_Your instructions_:
Write out all of the data without omission, exactly as shown.
** start Given records **
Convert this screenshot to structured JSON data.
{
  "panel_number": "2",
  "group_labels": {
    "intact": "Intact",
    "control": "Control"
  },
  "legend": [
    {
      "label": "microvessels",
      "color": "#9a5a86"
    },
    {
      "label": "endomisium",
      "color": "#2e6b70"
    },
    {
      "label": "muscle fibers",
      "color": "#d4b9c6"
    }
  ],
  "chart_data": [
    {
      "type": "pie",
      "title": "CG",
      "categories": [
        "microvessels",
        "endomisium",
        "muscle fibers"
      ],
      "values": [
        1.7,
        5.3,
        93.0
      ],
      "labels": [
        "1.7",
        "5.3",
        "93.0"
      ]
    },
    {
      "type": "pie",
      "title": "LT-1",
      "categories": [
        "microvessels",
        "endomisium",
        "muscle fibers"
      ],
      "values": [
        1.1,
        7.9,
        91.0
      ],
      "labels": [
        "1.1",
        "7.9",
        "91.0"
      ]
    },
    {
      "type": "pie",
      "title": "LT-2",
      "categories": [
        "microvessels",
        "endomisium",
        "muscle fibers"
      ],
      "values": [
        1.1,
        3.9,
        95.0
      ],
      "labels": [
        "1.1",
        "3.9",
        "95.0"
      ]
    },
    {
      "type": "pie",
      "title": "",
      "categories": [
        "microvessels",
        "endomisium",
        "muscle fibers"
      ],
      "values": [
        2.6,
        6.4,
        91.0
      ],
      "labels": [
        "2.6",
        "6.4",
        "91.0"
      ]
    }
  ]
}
** end Given records **
_The answer_:
Convert this screenshot to structured JSON data.
{
  "panel_number": "2",
  "group_labels": {
    "intact": "Intact",
    "control": "Control"
  },
  "legend": [
    {
      "label": "microvessels",
      "color": "#9a5a86"
    },
    {
      "label": "endomisium",
      "color": "#2e6b70"
    },
    {
      "label": "muscle fibers",
      "color": "#d4b9c6"
    }
  ],
  "chart_data": [
    {
      "type": "pie",
      "title": "CG",
      "categories": [
        "microvessels",
        "endomisium",
        "muscle fibers"
      ],
      "values": [
        1.7,
        5.3,
        93.0
      ],
      "labels": [
        "1.7",
        "5.3",
        "93.0"
      ]
    },
    {
      "type": "pie",
      "title": "LT-1",
      "categories": [
        "microvessels",
        "endomisium",
        "muscle fibers"
      ],
      "values": [
        1.1,
        7.9,
        91.0
      ],
      "labels": [
        "1.1",
        "7.9",
        "91.0"
      ]
    },
    {
      "type": "pie",
      "title": "LT-2",
      "categories": [
        "microvessels",
        "endomisium",
        "muscle fibers"
      ],
      "values": [
        1.1,
        3.9,
        95.0
      ],
      "labels": [
        "1.1",
        "3.9",
        "95.0"
      ]
    },
    {
      "type": "pie",
      "title": "",
      "categories": [
        "microvessels",
        "endomisium",
        "muscle fibers"
      ],
      "values": [
        2.6,
        6.4,
        91.0
      ],
      "labels": [
        "2.6",
        "6.4",
        "91.0"
      ]
    }
  ]
}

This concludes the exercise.